■ Do this
Write out the whole listing, matching it exactly.

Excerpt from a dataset
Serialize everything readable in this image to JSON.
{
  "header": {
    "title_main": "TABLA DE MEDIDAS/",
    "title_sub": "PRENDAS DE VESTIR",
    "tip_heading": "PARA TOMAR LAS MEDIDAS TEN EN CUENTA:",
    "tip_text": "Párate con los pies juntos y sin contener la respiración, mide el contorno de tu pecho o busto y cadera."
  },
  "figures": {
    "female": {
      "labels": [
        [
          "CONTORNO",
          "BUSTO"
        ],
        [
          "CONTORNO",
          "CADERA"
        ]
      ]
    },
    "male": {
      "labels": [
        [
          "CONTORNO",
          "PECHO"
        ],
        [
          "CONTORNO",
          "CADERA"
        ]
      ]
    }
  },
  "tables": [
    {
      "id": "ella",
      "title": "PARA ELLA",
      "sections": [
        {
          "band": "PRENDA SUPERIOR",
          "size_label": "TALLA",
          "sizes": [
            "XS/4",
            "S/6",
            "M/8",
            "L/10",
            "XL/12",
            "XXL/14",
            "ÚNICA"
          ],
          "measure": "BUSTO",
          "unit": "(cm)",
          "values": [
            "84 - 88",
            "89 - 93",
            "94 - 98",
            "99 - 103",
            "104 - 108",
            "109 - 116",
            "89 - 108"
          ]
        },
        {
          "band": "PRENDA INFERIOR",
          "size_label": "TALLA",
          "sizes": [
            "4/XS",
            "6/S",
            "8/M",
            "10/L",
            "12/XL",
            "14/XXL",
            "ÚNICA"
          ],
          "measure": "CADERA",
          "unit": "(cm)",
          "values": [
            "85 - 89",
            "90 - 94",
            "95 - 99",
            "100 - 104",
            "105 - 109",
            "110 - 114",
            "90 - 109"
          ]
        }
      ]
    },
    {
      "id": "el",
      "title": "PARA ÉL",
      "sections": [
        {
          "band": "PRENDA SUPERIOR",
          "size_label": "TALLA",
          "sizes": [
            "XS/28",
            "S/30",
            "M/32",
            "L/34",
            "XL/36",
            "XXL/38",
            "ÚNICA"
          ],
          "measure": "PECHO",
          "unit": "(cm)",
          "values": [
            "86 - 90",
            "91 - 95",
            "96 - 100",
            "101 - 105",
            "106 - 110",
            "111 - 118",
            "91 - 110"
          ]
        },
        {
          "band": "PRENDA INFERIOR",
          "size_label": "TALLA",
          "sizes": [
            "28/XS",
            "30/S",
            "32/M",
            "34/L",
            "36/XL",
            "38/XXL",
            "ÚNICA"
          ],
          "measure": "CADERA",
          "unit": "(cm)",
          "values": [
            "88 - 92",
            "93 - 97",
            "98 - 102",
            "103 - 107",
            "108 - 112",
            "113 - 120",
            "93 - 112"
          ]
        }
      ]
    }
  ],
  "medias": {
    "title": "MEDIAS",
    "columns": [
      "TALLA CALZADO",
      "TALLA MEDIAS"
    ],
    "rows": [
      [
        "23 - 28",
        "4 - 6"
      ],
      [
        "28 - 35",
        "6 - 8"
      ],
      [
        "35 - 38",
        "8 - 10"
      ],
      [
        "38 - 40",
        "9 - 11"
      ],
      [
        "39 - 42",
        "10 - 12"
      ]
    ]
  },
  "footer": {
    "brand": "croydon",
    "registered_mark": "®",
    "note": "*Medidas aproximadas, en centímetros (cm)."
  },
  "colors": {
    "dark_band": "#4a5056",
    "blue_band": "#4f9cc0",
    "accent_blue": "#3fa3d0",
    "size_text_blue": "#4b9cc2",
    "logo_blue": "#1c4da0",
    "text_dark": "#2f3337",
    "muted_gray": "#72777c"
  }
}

■ Reply to the task
Serialize everything readable in this image to JSON.
{
  "header": {
    "title_main": "TABLA DE MEDIDAS/",
    "title_sub": "PRENDAS DE VESTIR",
    "tip_heading": "PARA TOMAR LAS MEDIDAS TEN EN CUENTA:",
    "tip_text": "Párate con los pies juntos y sin contener la respiración, mide el contorno de tu pecho o busto y cadera."
  },
  "figures": {
    "female": {
      "labels": [
        [
          "CONTORNO",
          "BUSTO"
        ],
        [
          "CONTORNO",
          "CADERA"
        ]
      ]
    },
    "male": {
      "labels": [
        [
          "CONTORNO",
          "PECHO"
        ],
        [
          "CONTORNO",
          "CADERA"
        ]
      ]
    }
  },
  "tables": [
    {
      "id": "ella",
      "title": "PARA ELLA",
      "sections": [
        {
          "band": "PRENDA SUPERIOR",
          "size_label": "TALLA",
          "sizes": [
            "XS/4",
            "S/6",
            "M/8",
            "L/10",
            "XL/12",
            "XXL/14",
            "ÚNICA"
          ],
          "measure": "BUSTO",
          "unit": "(cm)",
          "values": [
            "84 - 88",
            "89 - 93",
            "94 - 98",
            "99 - 103",
            "104 - 108",
            "109 - 116",
            "89 - 108"
          ]
        },
        {
          "band": "PRENDA INFERIOR",
          "size_label": "TALLA",
          "sizes": [
            "4/XS",
            "6/S",
            "8/M",
            "10/L",
            "12/XL",
            "14/XXL",
            "ÚNICA"
          ],
          "measure": "CADERA",
          "unit": "(cm)",
          "values": [
            "85 - 89",
            "90 - 94",
            "95 - 99",
            "100 - 104",
            "105 - 109",
            "110 - 114",
            "90 - 109"
          ]
        }
      ]
    },
    {
      "id": "el",
      "title": "PARA ÉL",
      "sections": [
        {
          "band": "PRENDA SUPERIOR",
          "size_label": "TALLA",
          "sizes": [
            "XS/28",
            "S/30",
            "M/32",
            "L/34",
            "XL/36",
            "XXL/38",
            "ÚNICA"
          ],
          "measure": "PECHO",
          "unit": "(cm)",
          "values": [
            "86 - 90",
            "91 - 95",
            "96 - 100",
            "101 - 105",
            "106 - 110",
            "111 - 118",
            "91 - 110"
          ]
        },
        {
          "band": "PRENDA INFERIOR",
          "size_label": "TALLA",
          "sizes": [
            "28/XS",
            "30/S",
            "32/M",
            "34/L",
            "36/XL",
            "38/XXL",
            "ÚNICA"
          ],
          "measure": "CADERA",
          "unit": "(cm)",
          "values": [
            "88 - 92",
            "93 - 97",
            "98 - 102",
            "103 - 107",
            "108 - 112",
            "113 - 120",
            "93 - 112"
          ]
        }
      ]
    }
  ],
  "medias": {
    "title": "MEDIAS",
    "columns": [
      "TALLA CALZADO",
      "TALLA MEDIAS"
    ],
    "rows": [
      [
        "23 - 28",
        "4 - 6"
      ],
      [
        "28 - 35",
        "6 - 8"
      ],
      [
        "35 - 38",
        "8 - 10"
      ],
      [
        "38 - 40",
        "9 - 11"
      ],
      [
        "39 - 42",
        "10 - 12"
      ]
    ]
  },
  "footer": {
    "brand": "croydon",
    "registered_mark": "®",
    "note": "*Medidas aproximadas, en centímetros (cm)."
  },
  "colors": {
    "dark_band": "#4a5056",
    "blue_band": "#4f9cc0",
    "accent_blue": "#3fa3d0",
    "size_text_blue": "#4b9cc2",
    "logo_blue": "#1c4da0",
    "text_dark": "#2f3337",
    "muted_gray": "#72777c"
  }
}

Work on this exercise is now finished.